▶ [Requirement]: From the entries that follow, pick out all lines holding "лицензия".

▶ [Saved entries]:

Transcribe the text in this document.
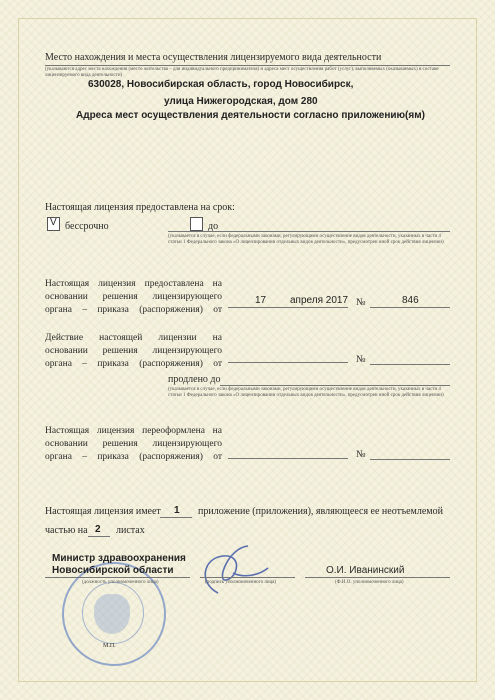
Место нахождения и места осуществления лицензируемого вида деятельности
(указываются адрес места нахождения (место жительства – для индивидуального предпринимателя) и адреса мест осуществления работ (услуг), выполняемых (оказываемых) в составе лицензируемого вида деятельности)
630028, Новосибирская область, город Новосибирск,
улица Нижегородская, дом 280
Адреса мест осуществления деятельности согласно приложению(ям)
Настоящая лицензия предоставлена на срок:
V бессрочно	до
(указывается в случае, если федеральными законами, регулирующими осуществление видов деятельности, указанных в части 4 статьи 1 Федерального закона «О лицензировании отдельных видов деятельности», предусмотрен иной срок действия лицензии)
Настоящая лицензия предоставлена на основании решения лицензирующего органа – приказа (распоряжения) от
17 апреля 2017 №	846
Действие настоящей лицензии на основании решения лицензирующего органа – приказа (распоряжения) от	№
продлено до
(указывается в случае, если федеральными законами, регулирующими осуществление видов деятельности, указанных в части 4 статьи 1 Федерального закона «О лицензировании отдельных видов деятельности», предусмотрен иной срок действия лицензии)
Настоящая лицензия переоформлена на основании решения лицензирующего органа – приказа (распоряжения) от	№
Настоящая лицензия имеет 1 приложение (приложения), являющееся ее неотъемлемой
частью на 2 листах
Министр здравоохранения
Новосибирской области
(должность уполномоченного лица)	(подпись уполномоченного лица)
О.И. Иванинский
(Ф.И.О. уполномоченного лица)
М.П.
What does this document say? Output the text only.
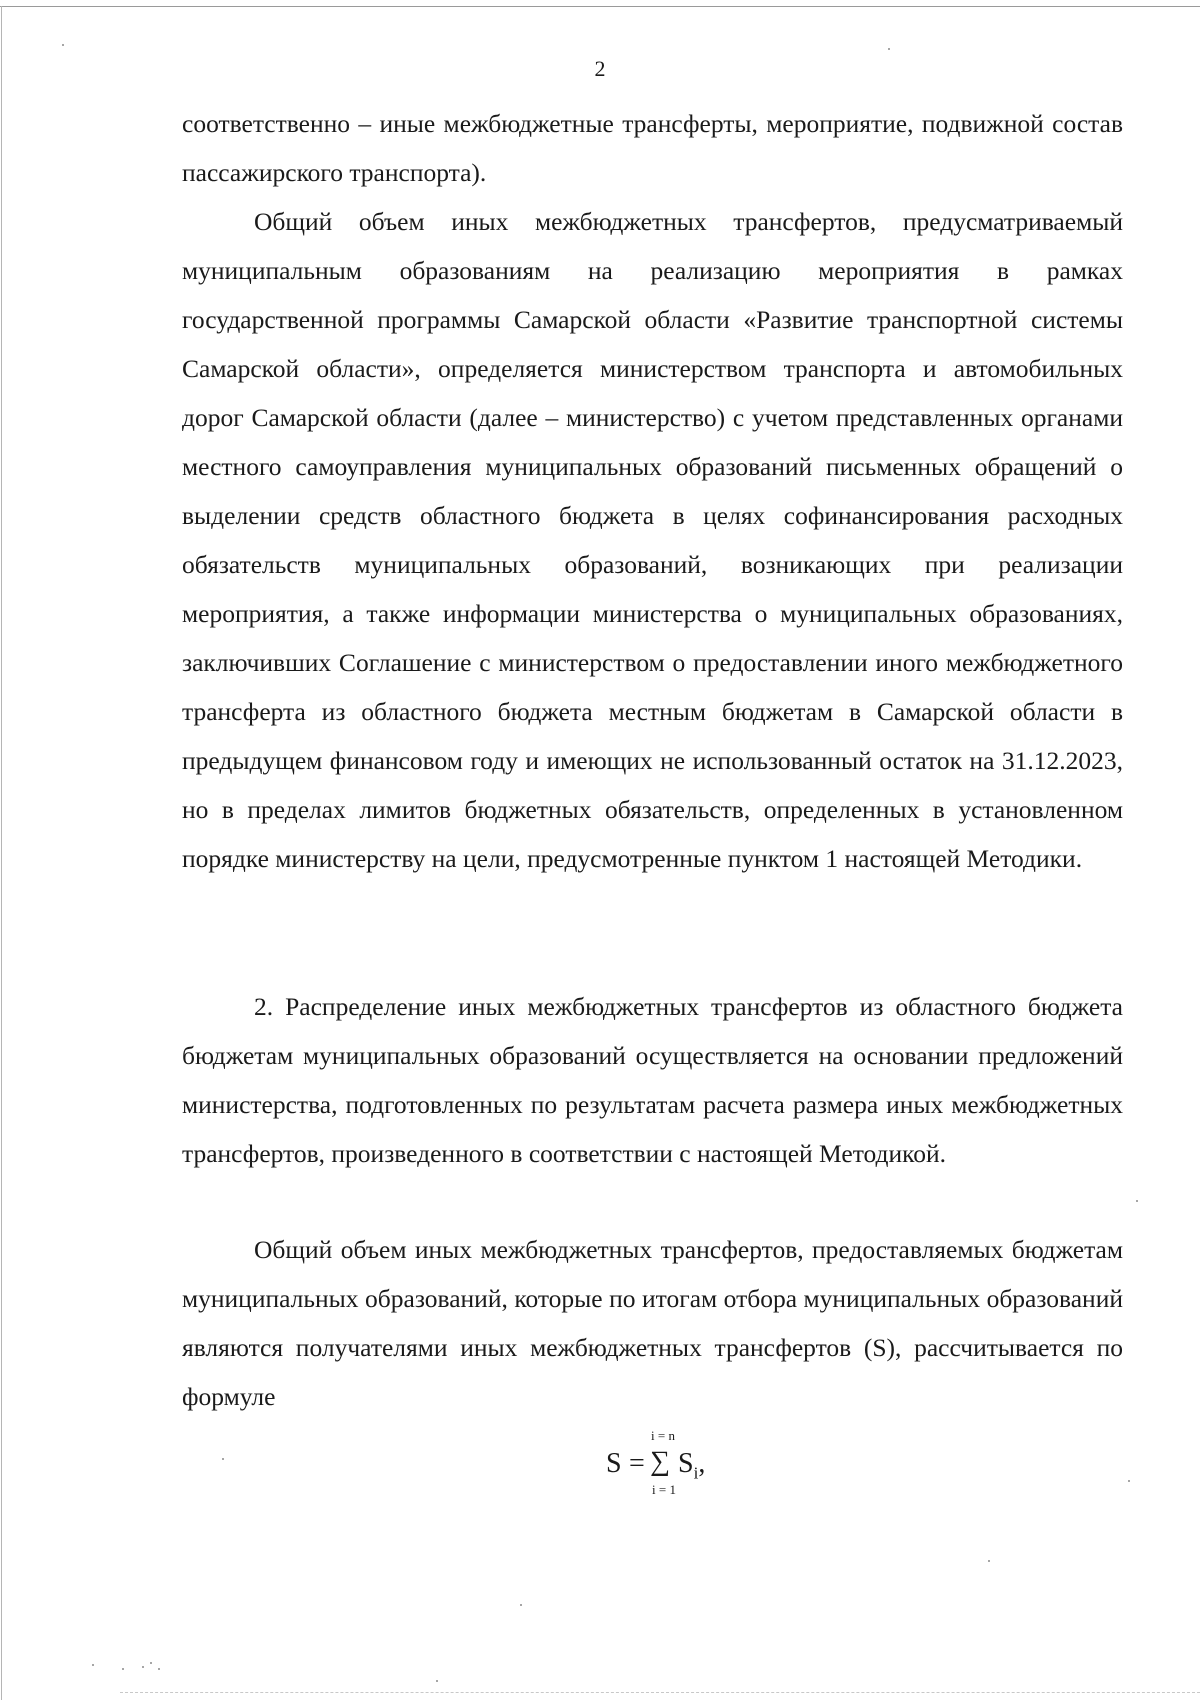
2

соответственно – иные межбюджетные трансферты, мероприятие, подвижной состав пассажирского транспорта).

Общий объем иных межбюджетных трансфертов, предусматриваемый муниципальным образованиям на реализацию мероприятия в рамках государственной программы Самарской области «Развитие транспортной системы Самарской области», определяется министерством транспорта и автомобильных дорог Самарской области (далее – министерство) с учетом представленных органами местного самоуправления муниципальных образований письменных обращений о выделении средств областного бюджета в целях софинансирования расходных обязательств муниципальных образований, возникающих при реализации мероприятия, а также информации министерства о муниципальных образованиях, заключивших Соглашение с министерством о предоставлении иного межбюджетного трансферта из областного бюджета местным бюджетам в Самарской области в предыдущем финансовом году и имеющих не использованный остаток на 31.12.2023, но в пределах лимитов бюджетных обязательств, определенных в установленном порядке министерству на цели, предусмотренные пунктом 1 настоящей Методики.

2. Распределение иных межбюджетных трансфертов из областного бюджета бюджетам муниципальных образований осуществляется на основании предложений министерства, подготовленных по результатам расчета размера иных межбюджетных трансфертов, произведенного в соответствии с настоящей Методикой.

Общий объем иных межбюджетных трансфертов, предоставляемых бюджетам муниципальных образований, которые по итогам отбора муниципальных образований являются получателями иных межбюджетных трансфертов (S), рассчитывается по формуле

S =
i = n
∑
i = 1
$S_i$,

▶ [Problem solution]:
Настоящая лицензия предоставлена на срок:
Настоящая лицензия предоставлена на основании решения лицензирующего органа – приказа (распоряжения) от
Настоящая лицензия переоформлена на основании решения лицензирующего органа – приказа (распоряжения) от	№
Настоящая лицензия имеет 1 приложение (приложения), являющееся ее неотъемлемой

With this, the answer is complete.